Coordinate annotation items
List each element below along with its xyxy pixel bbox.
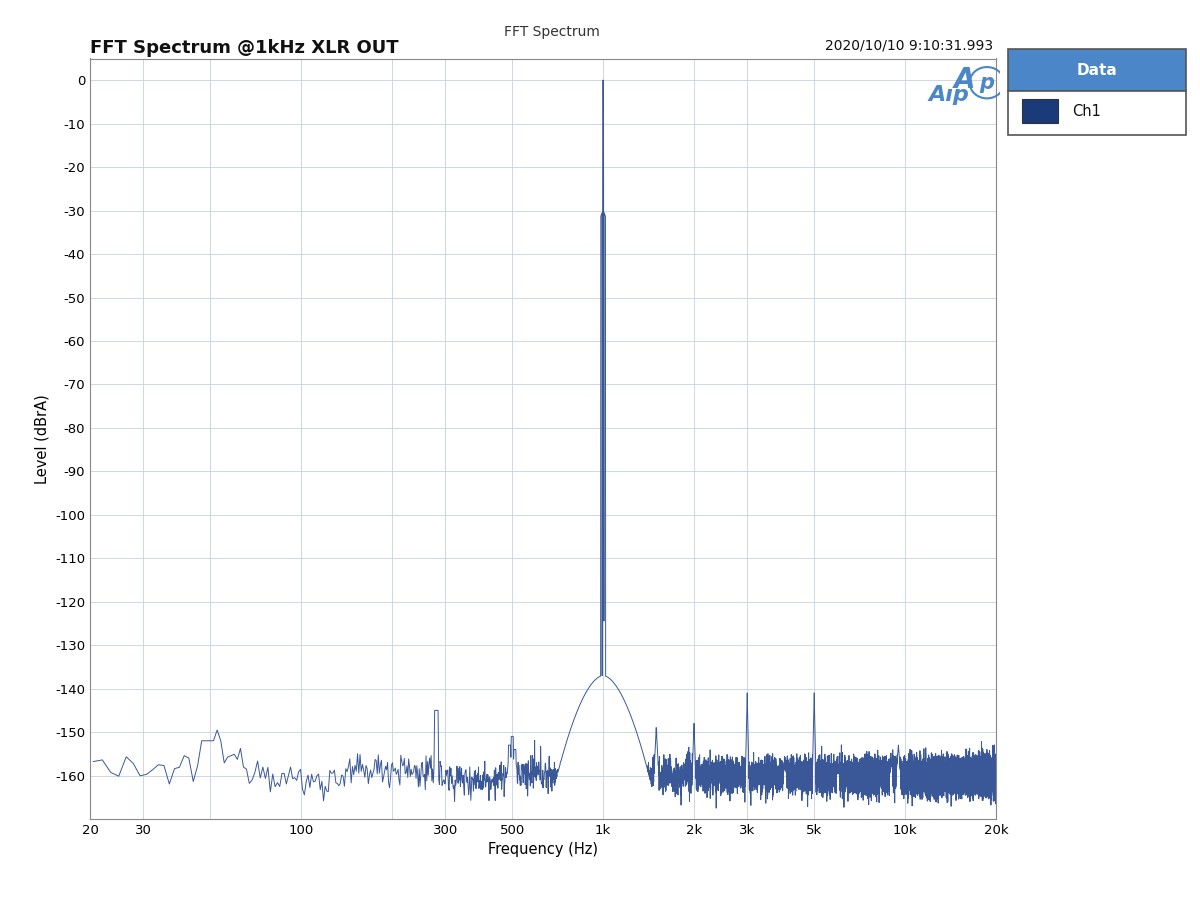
X-axis label: Frequency (Hz): Frequency (Hz) bbox=[488, 842, 598, 858]
Bar bbox=[1022, 99, 1057, 123]
Text: Data: Data bbox=[1076, 62, 1117, 77]
Bar bbox=[1008, 91, 1186, 135]
Y-axis label: Level (dBrA): Level (dBrA) bbox=[35, 394, 49, 483]
Bar bbox=[1008, 50, 1186, 91]
Text: A: A bbox=[954, 66, 976, 94]
Text: Aıp: Aıp bbox=[928, 86, 968, 105]
Text: p: p bbox=[979, 73, 995, 93]
Text: Ch1: Ch1 bbox=[1072, 104, 1100, 119]
Text: FFT Spectrum: FFT Spectrum bbox=[504, 25, 600, 40]
Text: FFT Spectrum @1kHz XLR OUT: FFT Spectrum @1kHz XLR OUT bbox=[90, 39, 398, 57]
Text: 2020/10/10 9:10:31.993: 2020/10/10 9:10:31.993 bbox=[826, 39, 994, 53]
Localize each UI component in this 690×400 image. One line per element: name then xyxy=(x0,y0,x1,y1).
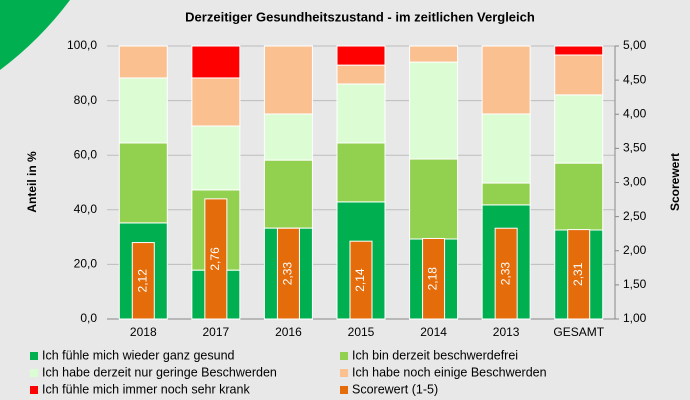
y2-tick-label: 3,50 xyxy=(623,141,647,155)
y2-tick-label: 5,00 xyxy=(623,38,647,52)
y-tick-label: 60,0 xyxy=(74,147,98,161)
bar-segment xyxy=(336,64,386,85)
y2-tick-label: 4,50 xyxy=(623,72,647,86)
value-label: 2,14 xyxy=(353,268,367,292)
bar-segment xyxy=(191,45,241,79)
legend-swatch xyxy=(30,369,38,377)
y2-tick-label: 3,00 xyxy=(623,175,647,189)
y-tick-label: 40,0 xyxy=(74,202,98,216)
bar-segment xyxy=(481,113,531,184)
bar-segment xyxy=(481,182,531,206)
bar-segment xyxy=(409,158,459,240)
y2-axis-label: Scorewert xyxy=(668,153,682,211)
chart-title: Derzeitiger Gesundheitszustand - im zeit… xyxy=(185,9,535,24)
score-bar xyxy=(422,237,446,320)
value-label: 2,31 xyxy=(571,262,585,286)
x-tick-label: 2017 xyxy=(203,325,230,339)
bar-segment xyxy=(191,77,241,127)
value-label: 2,33 xyxy=(281,262,295,286)
legend-swatch xyxy=(30,352,38,360)
bar-segment xyxy=(554,94,604,164)
x-tick-label: 2015 xyxy=(348,325,375,339)
legend-label: Ich bin derzeit beschwerdefrei xyxy=(352,348,518,362)
bar-segment xyxy=(336,83,386,144)
bar-segment xyxy=(118,142,168,224)
y2-tick-label: 1,00 xyxy=(623,311,647,325)
bar-segment xyxy=(118,77,168,144)
legend-label: Ich habe noch einige Beschwerden xyxy=(352,365,547,379)
bar-segment xyxy=(481,45,531,115)
y-tick-label: 100,0 xyxy=(67,38,97,52)
bar-segment xyxy=(409,45,459,63)
legend-label: Ich habe derzeit nur geringe Beschwerden xyxy=(42,365,277,379)
y-axis-label: Anteil in % xyxy=(25,151,39,213)
x-tick-label: 2013 xyxy=(493,325,520,339)
bar-segment xyxy=(336,45,386,66)
value-label: 2,33 xyxy=(498,262,512,286)
bar-segment xyxy=(554,54,604,96)
legend-swatch xyxy=(340,369,348,377)
corner-decoration xyxy=(0,0,70,70)
score-bar xyxy=(131,242,155,320)
bar-segment xyxy=(263,45,313,115)
score-bar xyxy=(567,229,591,320)
bar-segment xyxy=(263,159,313,229)
legend-label: Ich fühle mich immer noch sehr krank xyxy=(42,382,250,396)
bar-segment xyxy=(336,142,386,203)
score-bar xyxy=(494,227,518,320)
x-tick-label: 2018 xyxy=(130,325,157,339)
legend-label: Scorewert (1-5) xyxy=(352,382,438,396)
bar-segment xyxy=(554,45,604,56)
bar-segment xyxy=(409,61,459,160)
legend-swatch xyxy=(340,352,348,360)
value-label: 2,12 xyxy=(135,269,149,293)
score-bar xyxy=(204,198,228,320)
bar-segment xyxy=(263,113,313,161)
y-tick-label: 80,0 xyxy=(74,93,98,107)
legend-label: Ich fühle mich wieder ganz gesund xyxy=(42,348,235,362)
bar-segment xyxy=(554,162,604,231)
value-label: 2,18 xyxy=(426,267,440,291)
bar-segment xyxy=(118,45,168,79)
score-bar xyxy=(276,227,300,320)
y-tick-label: 20,0 xyxy=(74,257,98,271)
x-tick-label: 2014 xyxy=(420,325,447,339)
value-label: 2,76 xyxy=(208,247,222,271)
score-bar xyxy=(349,240,373,320)
y2-tick-label: 2,50 xyxy=(623,209,647,223)
y2-tick-label: 4,00 xyxy=(623,106,647,120)
y-tick-label: 0,0 xyxy=(80,311,97,325)
x-tick-label: GESAMT xyxy=(553,325,604,339)
legend-swatch xyxy=(30,386,38,394)
x-tick-label: 2016 xyxy=(275,325,302,339)
legend-swatch xyxy=(340,386,348,394)
bar-segment xyxy=(191,125,241,191)
y2-tick-label: 2,00 xyxy=(623,243,647,257)
y2-tick-label: 1,50 xyxy=(623,277,647,291)
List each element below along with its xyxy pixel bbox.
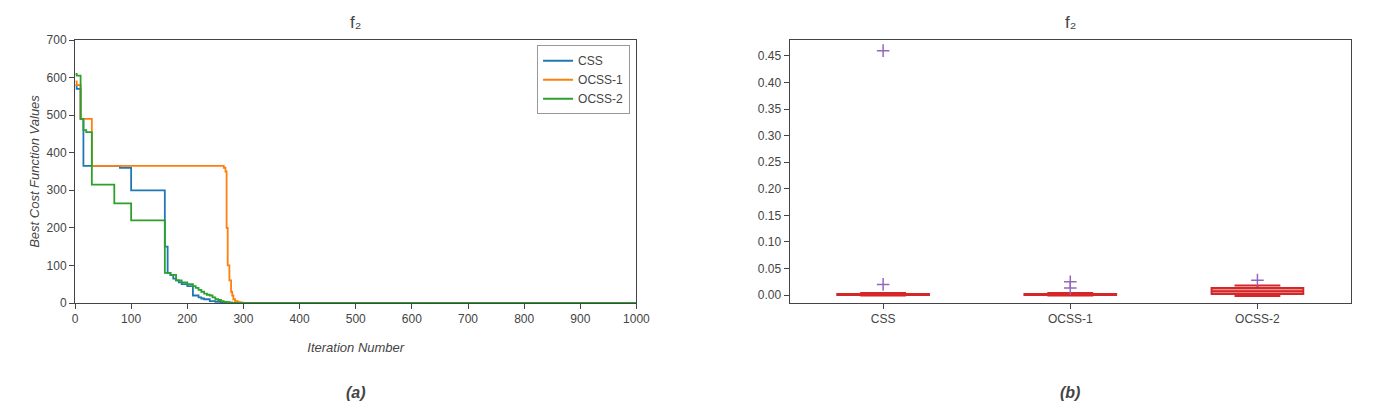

# WRITTEN REQUEST
Copy out every one of the items above word for word, leaving out the pictures.

# WRITTEN RESPONSE
List each element below along with its xyxy pixel bbox.
X-axis label: Frequency (Hz): Frequency (Hz) bbox=[488, 842, 598, 858]
Bar bbox=[1022, 99, 1057, 123]
Text: Data: Data bbox=[1076, 62, 1117, 77]
Bar bbox=[1008, 91, 1186, 135]
Y-axis label: Level (dBrA): Level (dBrA) bbox=[35, 394, 49, 483]
Bar bbox=[1008, 50, 1186, 91]
Text: A: A bbox=[954, 66, 976, 94]
Text: Aıp: Aıp bbox=[928, 86, 968, 105]
Text: p: p bbox=[979, 73, 995, 93]
Text: Ch1: Ch1 bbox=[1072, 104, 1100, 119]
Text: FFT Spectrum: FFT Spectrum bbox=[504, 25, 600, 40]
Text: FFT Spectrum @1kHz XLR OUT: FFT Spectrum @1kHz XLR OUT bbox=[90, 39, 398, 57]
Text: 2020/10/10 9:10:31.993: 2020/10/10 9:10:31.993 bbox=[826, 39, 994, 53]
Localize each UI component in this 690×400 image. One line per element: name then xyxy=(x0,y0,x1,y1).
y2-tick-label: 3,50 xyxy=(623,141,647,155)
y2-tick-label: 5,00 xyxy=(623,38,647,52)
y-tick-label: 60,0 xyxy=(74,147,98,161)
bar-segment xyxy=(336,64,386,85)
y2-tick-label: 4,50 xyxy=(623,72,647,86)
value-label: 2,14 xyxy=(353,268,367,292)
bar-segment xyxy=(191,45,241,79)
legend-swatch xyxy=(30,369,38,377)
y2-tick-label: 3,00 xyxy=(623,175,647,189)
y-tick-label: 40,0 xyxy=(74,202,98,216)
bar-segment xyxy=(481,113,531,184)
bar-segment xyxy=(481,182,531,206)
bar-segment xyxy=(409,158,459,240)
y2-axis-label: Scorewert xyxy=(668,153,682,211)
chart-title: Derzeitiger Gesundheitszustand - im zeit… xyxy=(185,9,535,24)
score-bar xyxy=(422,237,446,320)
value-label: 2,31 xyxy=(571,262,585,286)
x-tick-label: 2017 xyxy=(203,325,230,339)
bar-segment xyxy=(191,77,241,127)
value-label: 2,33 xyxy=(281,262,295,286)
legend-swatch xyxy=(30,352,38,360)
bar-segment xyxy=(554,94,604,164)
x-tick-label: 2015 xyxy=(348,325,375,339)
legend-label: Ich bin derzeit beschwerdefrei xyxy=(352,348,518,362)
bar-segment xyxy=(336,83,386,144)
bar-segment xyxy=(118,142,168,224)
y2-tick-label: 1,00 xyxy=(623,311,647,325)
bar-segment xyxy=(118,77,168,144)
legend-label: Ich habe noch einige Beschwerden xyxy=(352,365,547,379)
bar-segment xyxy=(481,45,531,115)
y-tick-label: 100,0 xyxy=(67,38,97,52)
bar-segment xyxy=(409,45,459,63)
legend-label: Ich habe derzeit nur geringe Beschwerden xyxy=(42,365,277,379)
y-axis-label: Anteil in % xyxy=(25,151,39,213)
x-tick-label: 2013 xyxy=(493,325,520,339)
bar-segment xyxy=(336,45,386,66)
value-label: 2,33 xyxy=(498,262,512,286)
bar-segment xyxy=(554,54,604,96)
legend-swatch xyxy=(340,369,348,377)
corner-decoration xyxy=(0,0,70,70)
score-bar xyxy=(131,242,155,320)
bar-segment xyxy=(263,45,313,115)
score-bar xyxy=(567,229,591,320)
bar-segment xyxy=(263,159,313,229)
legend-label: Ich fühle mich immer noch sehr krank xyxy=(42,382,250,396)
bar-segment xyxy=(336,142,386,203)
score-bar xyxy=(494,227,518,320)
x-tick-label: 2018 xyxy=(130,325,157,339)
legend-label: Scorewert (1-5) xyxy=(352,382,438,396)
bar-segment xyxy=(554,45,604,56)
bar-segment xyxy=(409,61,459,160)
legend-swatch xyxy=(340,352,348,360)
value-label: 2,12 xyxy=(135,269,149,293)
score-bar xyxy=(204,198,228,320)
bar-segment xyxy=(263,113,313,161)
y-tick-label: 80,0 xyxy=(74,93,98,107)
legend-label: Ich fühle mich wieder ganz gesund xyxy=(42,348,235,362)
bar-segment xyxy=(554,162,604,231)
value-label: 2,18 xyxy=(426,267,440,291)
bar-segment xyxy=(118,45,168,79)
score-bar xyxy=(276,227,300,320)
y-tick-label: 20,0 xyxy=(74,257,98,271)
x-tick-label: 2014 xyxy=(420,325,447,339)
value-label: 2,76 xyxy=(208,247,222,271)
score-bar xyxy=(349,240,373,320)
y2-tick-label: 2,50 xyxy=(623,209,647,223)
y2-tick-label: 4,00 xyxy=(623,106,647,120)
y-tick-label: 0,0 xyxy=(80,311,97,325)
x-tick-label: GESAMT xyxy=(553,325,604,339)
legend-swatch xyxy=(30,386,38,394)
x-tick-label: 2016 xyxy=(275,325,302,339)
legend-swatch xyxy=(340,386,348,394)
bar-segment xyxy=(191,125,241,191)
y2-tick-label: 2,00 xyxy=(623,243,647,257)
y2-tick-label: 1,50 xyxy=(623,277,647,291)
List each element below along with its xyxy pixel bbox.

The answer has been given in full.